▶ **What is expected**
Reproduce the records exactly.

▶ **Records from a dataset**

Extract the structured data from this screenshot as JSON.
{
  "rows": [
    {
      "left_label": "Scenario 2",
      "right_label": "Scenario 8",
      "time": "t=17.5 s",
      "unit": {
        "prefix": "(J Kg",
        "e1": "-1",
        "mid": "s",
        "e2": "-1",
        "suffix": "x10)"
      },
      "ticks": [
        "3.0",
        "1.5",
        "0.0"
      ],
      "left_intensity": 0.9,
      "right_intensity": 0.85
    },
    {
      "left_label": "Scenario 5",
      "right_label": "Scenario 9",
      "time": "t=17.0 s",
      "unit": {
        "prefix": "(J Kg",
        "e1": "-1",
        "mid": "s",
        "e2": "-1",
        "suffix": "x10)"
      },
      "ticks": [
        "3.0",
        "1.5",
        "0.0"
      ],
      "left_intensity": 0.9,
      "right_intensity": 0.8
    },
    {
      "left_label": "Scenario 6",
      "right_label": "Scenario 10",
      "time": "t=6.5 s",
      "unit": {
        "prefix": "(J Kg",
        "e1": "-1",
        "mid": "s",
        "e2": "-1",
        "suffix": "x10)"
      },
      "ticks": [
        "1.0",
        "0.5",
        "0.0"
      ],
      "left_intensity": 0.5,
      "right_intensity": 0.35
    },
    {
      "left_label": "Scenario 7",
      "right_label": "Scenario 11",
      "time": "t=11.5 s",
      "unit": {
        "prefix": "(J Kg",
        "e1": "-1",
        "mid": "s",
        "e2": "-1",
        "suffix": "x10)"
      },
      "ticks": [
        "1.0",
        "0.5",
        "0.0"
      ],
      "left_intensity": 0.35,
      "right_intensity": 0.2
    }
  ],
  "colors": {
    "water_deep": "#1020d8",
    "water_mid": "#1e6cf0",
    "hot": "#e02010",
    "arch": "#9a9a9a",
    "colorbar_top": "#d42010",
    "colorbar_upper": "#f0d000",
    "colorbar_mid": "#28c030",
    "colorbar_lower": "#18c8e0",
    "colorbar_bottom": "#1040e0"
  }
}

▶ **Written solution**
Extract the structured data from this screenshot as JSON.
{
  "rows": [
    {
      "left_label": "Scenario 2",
      "right_label": "Scenario 8",
      "time": "t=17.5 s",
      "unit": {
        "prefix": "(J Kg",
        "e1": "-1",
        "mid": "s",
        "e2": "-1",
        "suffix": "x10)"
      },
      "ticks": [
        "3.0",
        "1.5",
        "0.0"
      ],
      "left_intensity": 0.9,
      "right_intensity": 0.85
    },
    {
      "left_label": "Scenario 5",
      "right_label": "Scenario 9",
      "time": "t=17.0 s",
      "unit": {
        "prefix": "(J Kg",
        "e1": "-1",
        "mid": "s",
        "e2": "-1",
        "suffix": "x10)"
      },
      "ticks": [
        "3.0",
        "1.5",
        "0.0"
      ],
      "left_intensity": 0.9,
      "right_intensity": 0.8
    },
    {
      "left_label": "Scenario 6",
      "right_label": "Scenario 10",
      "time": "t=6.5 s",
      "unit": {
        "prefix": "(J Kg",
        "e1": "-1",
        "mid": "s",
        "e2": "-1",
        "suffix": "x10)"
      },
      "ticks": [
        "1.0",
        "0.5",
        "0.0"
      ],
      "left_intensity": 0.5,
      "right_intensity": 0.35
    },
    {
      "left_label": "Scenario 7",
      "right_label": "Scenario 11",
      "time": "t=11.5 s",
      "unit": {
        "prefix": "(J Kg",
        "e1": "-1",
        "mid": "s",
        "e2": "-1",
        "suffix": "x10)"
      },
      "ticks": [
        "1.0",
        "0.5",
        "0.0"
      ],
      "left_intensity": 0.35,
      "right_intensity": 0.2
    }
  ],
  "colors": {
    "water_deep": "#1020d8",
    "water_mid": "#1e6cf0",
    "hot": "#e02010",
    "arch": "#9a9a9a",
    "colorbar_top": "#d42010",
    "colorbar_upper": "#f0d000",
    "colorbar_mid": "#28c030",
    "colorbar_lower": "#18c8e0",
    "colorbar_bottom": "#1040e0"
  }
}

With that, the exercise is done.